#### EXERCISE DATA
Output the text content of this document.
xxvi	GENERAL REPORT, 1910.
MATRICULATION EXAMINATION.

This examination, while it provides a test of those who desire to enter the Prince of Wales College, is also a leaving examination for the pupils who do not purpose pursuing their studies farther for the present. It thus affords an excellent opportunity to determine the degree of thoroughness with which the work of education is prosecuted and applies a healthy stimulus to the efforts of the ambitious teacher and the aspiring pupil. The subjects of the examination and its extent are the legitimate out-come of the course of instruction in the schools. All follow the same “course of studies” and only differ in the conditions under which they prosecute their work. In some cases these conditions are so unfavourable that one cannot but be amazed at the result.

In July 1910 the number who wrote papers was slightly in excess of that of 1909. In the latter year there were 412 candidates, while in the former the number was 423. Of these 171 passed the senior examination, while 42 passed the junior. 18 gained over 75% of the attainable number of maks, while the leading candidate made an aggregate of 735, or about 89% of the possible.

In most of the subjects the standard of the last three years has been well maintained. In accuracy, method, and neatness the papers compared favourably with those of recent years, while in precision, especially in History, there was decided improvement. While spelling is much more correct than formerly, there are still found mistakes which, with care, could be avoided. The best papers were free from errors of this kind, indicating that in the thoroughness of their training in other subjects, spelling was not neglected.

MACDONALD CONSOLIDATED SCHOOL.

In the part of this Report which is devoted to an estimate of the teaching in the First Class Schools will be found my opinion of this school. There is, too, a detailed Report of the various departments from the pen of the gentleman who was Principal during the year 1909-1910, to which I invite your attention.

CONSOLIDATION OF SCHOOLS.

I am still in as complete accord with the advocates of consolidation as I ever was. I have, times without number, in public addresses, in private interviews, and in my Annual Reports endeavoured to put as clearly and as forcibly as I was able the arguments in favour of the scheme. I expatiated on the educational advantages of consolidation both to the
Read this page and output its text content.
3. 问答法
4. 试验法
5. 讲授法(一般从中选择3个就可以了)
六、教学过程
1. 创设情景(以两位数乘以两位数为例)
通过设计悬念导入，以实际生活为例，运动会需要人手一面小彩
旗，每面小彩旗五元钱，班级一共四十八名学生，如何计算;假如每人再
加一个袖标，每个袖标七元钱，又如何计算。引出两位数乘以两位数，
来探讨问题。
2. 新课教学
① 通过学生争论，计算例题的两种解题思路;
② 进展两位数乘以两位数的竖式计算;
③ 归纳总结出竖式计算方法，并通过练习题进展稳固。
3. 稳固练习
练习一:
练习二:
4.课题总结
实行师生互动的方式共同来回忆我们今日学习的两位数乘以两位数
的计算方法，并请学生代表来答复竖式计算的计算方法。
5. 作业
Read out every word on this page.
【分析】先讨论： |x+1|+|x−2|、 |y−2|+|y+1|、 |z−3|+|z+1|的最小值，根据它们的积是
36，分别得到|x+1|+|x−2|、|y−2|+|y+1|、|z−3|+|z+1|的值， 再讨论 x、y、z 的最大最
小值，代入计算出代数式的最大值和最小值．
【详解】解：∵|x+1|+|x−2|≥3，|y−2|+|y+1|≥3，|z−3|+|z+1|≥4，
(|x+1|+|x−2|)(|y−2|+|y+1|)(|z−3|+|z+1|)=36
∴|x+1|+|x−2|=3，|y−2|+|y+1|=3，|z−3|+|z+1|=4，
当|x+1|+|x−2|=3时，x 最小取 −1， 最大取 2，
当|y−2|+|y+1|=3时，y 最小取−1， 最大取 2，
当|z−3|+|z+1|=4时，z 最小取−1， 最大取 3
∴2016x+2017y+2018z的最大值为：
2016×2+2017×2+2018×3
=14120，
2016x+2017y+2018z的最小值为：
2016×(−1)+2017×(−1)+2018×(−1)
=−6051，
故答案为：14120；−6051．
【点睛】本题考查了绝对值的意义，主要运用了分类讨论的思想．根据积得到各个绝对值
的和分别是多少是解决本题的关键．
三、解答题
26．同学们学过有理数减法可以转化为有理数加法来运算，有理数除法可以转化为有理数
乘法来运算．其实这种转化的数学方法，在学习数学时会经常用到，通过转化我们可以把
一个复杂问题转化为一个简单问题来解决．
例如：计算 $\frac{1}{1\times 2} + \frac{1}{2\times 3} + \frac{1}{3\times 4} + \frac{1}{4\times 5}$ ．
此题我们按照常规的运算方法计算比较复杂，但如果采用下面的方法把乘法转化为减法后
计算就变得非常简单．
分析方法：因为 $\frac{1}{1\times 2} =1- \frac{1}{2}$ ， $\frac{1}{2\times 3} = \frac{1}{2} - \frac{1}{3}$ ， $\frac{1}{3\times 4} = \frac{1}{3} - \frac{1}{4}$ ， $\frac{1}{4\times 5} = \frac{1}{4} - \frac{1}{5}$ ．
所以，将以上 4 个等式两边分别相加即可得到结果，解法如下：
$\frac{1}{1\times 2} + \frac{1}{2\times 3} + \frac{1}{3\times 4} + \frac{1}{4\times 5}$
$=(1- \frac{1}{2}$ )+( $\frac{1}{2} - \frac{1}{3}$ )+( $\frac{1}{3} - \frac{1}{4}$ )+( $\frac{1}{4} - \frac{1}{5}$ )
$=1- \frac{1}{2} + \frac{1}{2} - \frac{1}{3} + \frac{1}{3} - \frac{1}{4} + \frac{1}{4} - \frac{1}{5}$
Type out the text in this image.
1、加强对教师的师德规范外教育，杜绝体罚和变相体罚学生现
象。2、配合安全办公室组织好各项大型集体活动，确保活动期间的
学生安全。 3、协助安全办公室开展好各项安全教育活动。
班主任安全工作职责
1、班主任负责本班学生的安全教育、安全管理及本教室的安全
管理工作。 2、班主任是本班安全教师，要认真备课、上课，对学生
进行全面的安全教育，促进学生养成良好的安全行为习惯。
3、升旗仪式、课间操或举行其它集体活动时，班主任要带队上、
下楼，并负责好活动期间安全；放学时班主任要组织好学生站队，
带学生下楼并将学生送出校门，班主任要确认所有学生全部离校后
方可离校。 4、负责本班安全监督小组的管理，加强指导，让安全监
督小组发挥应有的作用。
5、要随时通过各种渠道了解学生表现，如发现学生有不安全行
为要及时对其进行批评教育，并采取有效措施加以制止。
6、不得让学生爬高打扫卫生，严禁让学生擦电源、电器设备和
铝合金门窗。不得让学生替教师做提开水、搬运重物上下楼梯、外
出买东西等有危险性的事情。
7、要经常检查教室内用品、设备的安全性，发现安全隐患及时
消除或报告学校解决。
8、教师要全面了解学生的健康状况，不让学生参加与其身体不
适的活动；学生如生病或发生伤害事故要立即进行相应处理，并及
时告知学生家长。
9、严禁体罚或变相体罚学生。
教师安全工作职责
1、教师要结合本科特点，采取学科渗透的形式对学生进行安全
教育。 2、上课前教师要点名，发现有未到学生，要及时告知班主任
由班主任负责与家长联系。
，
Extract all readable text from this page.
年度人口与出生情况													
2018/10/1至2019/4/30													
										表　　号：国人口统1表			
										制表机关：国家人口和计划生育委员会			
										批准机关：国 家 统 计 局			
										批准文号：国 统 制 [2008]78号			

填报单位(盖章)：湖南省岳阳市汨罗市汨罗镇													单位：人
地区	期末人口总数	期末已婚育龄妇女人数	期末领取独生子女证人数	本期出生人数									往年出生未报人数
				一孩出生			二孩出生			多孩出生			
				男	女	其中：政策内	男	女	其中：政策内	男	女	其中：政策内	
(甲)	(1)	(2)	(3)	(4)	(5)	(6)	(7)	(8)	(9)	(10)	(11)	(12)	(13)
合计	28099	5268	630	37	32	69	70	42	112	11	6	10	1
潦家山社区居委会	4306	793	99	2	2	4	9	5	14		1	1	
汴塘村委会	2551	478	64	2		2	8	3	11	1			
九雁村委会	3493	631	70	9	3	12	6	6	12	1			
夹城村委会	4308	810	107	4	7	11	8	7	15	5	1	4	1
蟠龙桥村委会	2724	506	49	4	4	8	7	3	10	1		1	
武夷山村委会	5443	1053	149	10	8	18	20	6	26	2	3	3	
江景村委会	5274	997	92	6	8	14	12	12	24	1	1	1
########
* **WORK TO COMPLETE**:
The required output is the exact sequence of lines from the one containing "Extract all readable text from this page." through the end of the listing, both endpoints included.

* **TASK RESPONSE**:
Extract all readable text from this page.
年度人口与出生情况													
2018/10/1至2019/4/30													
										表　　号：国人口统1表			
										制表机关：国家人口和计划生育委员会			
										批准机关：国 家 统 计 局			
										批准文号：国 统 制 [2008]78号			

填报单位(盖章)：湖南省岳阳市汨罗市汨罗镇													单位：人
地区	期末人口总数	期末已婚育龄妇女人数	期末领取独生子女证人数	本期出生人数									往年出生未报人数
				一孩出生			二孩出生			多孩出生			
				男	女	其中：政策内	男	女	其中：政策内	男	女	其中：政策内	
(甲)	(1)	(2)	(3)	(4)	(5)	(6)	(7)	(8)	(9)	(10)	(11)	(12)	(13)
合计	28099	5268	630	37	32	69	70	42	112	11	6	10	1
潦家山社区居委会	4306	793	99	2	2	4	9	5	14		1	1	
汴塘村委会	2551	478	64	2		2	8	3	11	1			
九雁村委会	3493	631	70	9	3	12	6	6	12	1			
夹城村委会	4308	810	107	4	7	11	8	7	15	5	1	4	1
蟠龙桥村委会	2724	506	49	4	4	8	7	3	10	1		1	
武夷山村委会	5443	1053	149	10	8	18	20	6	26	2	3	3	
江景村委会	5274	997	92	6	8	14	12	12	24	1	1	1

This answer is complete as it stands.